▶ Instruction
Copy out every line that contains the word "年高考题".

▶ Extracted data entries
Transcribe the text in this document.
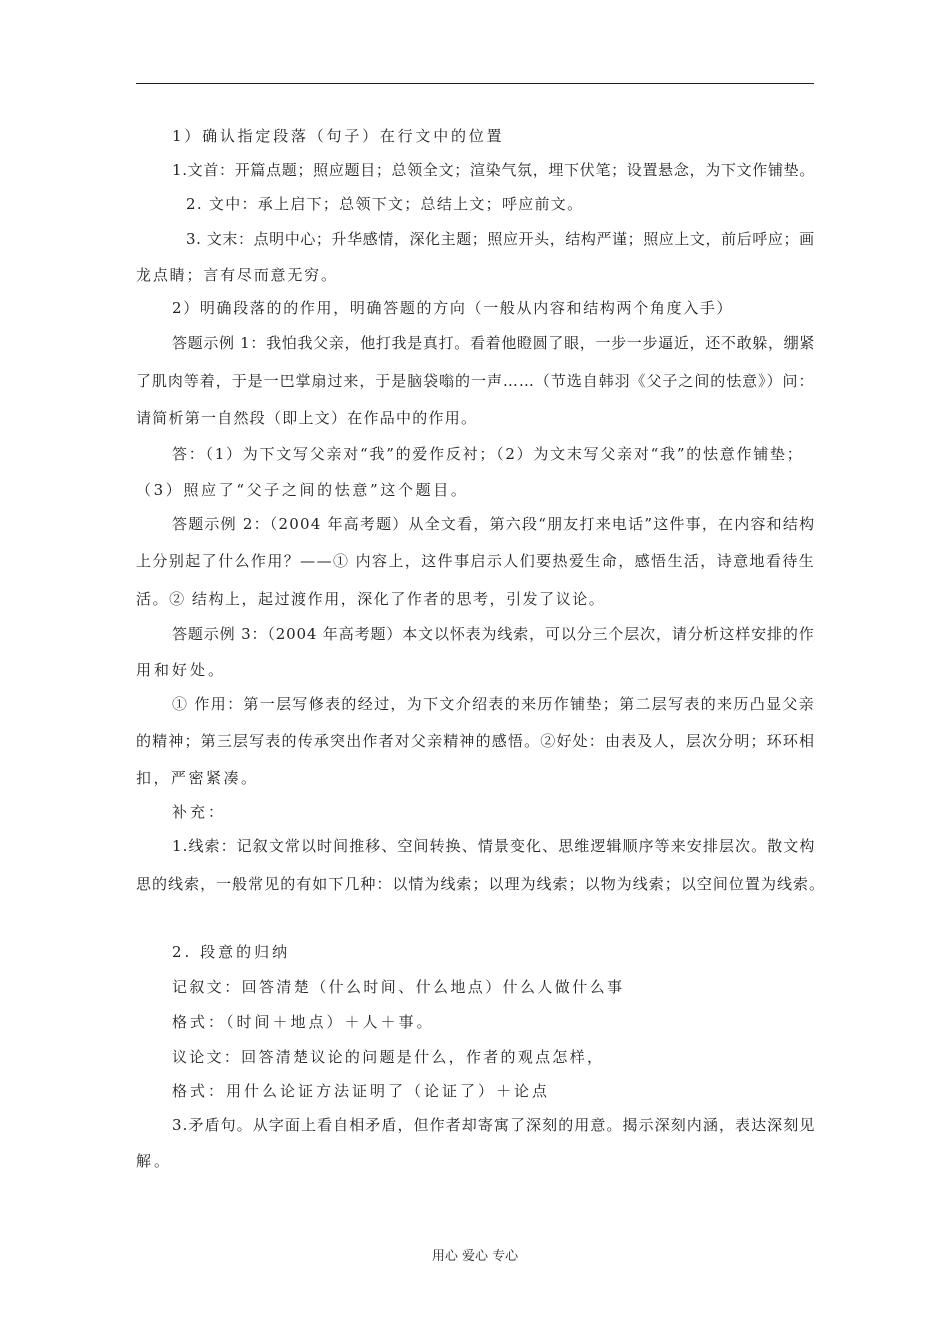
1）确认指定段落（句子）在行文中的位置
1.文首：开篇点题；照应题目；总领全文；渲染气氛，埋下伏笔；设置悬念，为下文作铺垫。
2. 文中：承上启下；总领下文；总结上文；呼应前文。
3. 文末：点明中心；升华感情，深化主题；照应开头，结构严谨；照应上文，前后呼应；画
龙点睛；言有尽而意无穷。
2）明确段落的的作用，明确答题的方向（一般从内容和结构两个角度入手）
答题示例 1：我怕我父亲，他打我是真打。看着他瞪圆了眼，一步一步逼近，还不敢躲，绷紧
了肌肉等着，于是一巴掌扇过来，于是脑袋嗡的一声……（节选自韩羽《父子之间的怯意》）问：
请简析第一自然段（即上文）在作品中的作用。
答：（1）为下文写父亲对“我”的爱作反衬；（2）为文末写父亲对“我”的怯意作铺垫；
（3）照应了“父子之间的怯意”这个题目。
答题示例 2：（2004 年高考题）从全文看，第六段“朋友打来电话”这件事，在内容和结构
上分别起了什么作用？——① 内容上，这件事启示人们要热爱生命，感悟生活，诗意地看待生
活。② 结构上，起过渡作用，深化了作者的思考，引发了议论。
答题示例 3：（2004 年高考题）本文以怀表为线索，可以分三个层次，请分析这样安排的作
用和好处。
① 作用：第一层写修表的经过，为下文介绍表的来历作铺垫；第二层写表的来历凸显父亲
的精神；第三层写表的传承突出作者对父亲精神的感悟。②好处：由表及人，层次分明；环环相
扣，严密紧凑。
补充：
1.线索：记叙文常以时间推移、空间转换、情景变化、思维逻辑顺序等来安排层次。散文构
思的线索，一般常见的有如下几种：以情为线索；以理为线索；以物为线索；以空间位置为线索。
2. 段意的归纳
记叙文：回答清楚（什么时间、什么地点）什么人做什么事
格式：（时间＋地点）＋人＋事。
议论文：回答清楚议论的问题是什么，作者的观点怎样，
格式：用什么论证方法证明了（论证了）＋论点
3.矛盾句。从字面上看自相矛盾，但作者却寄寓了深刻的用意。揭示深刻内涵，表达深刻见
解。
用心 爱心 专心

▶ Exercise result
答题示例 2：（2004 年高考题）从全文看，第六段“朋友打来电话”这件事，在内容和结构
答题示例 3：（2004 年高考题）本文以怀表为线索，可以分三个层次，请分析这样安排的作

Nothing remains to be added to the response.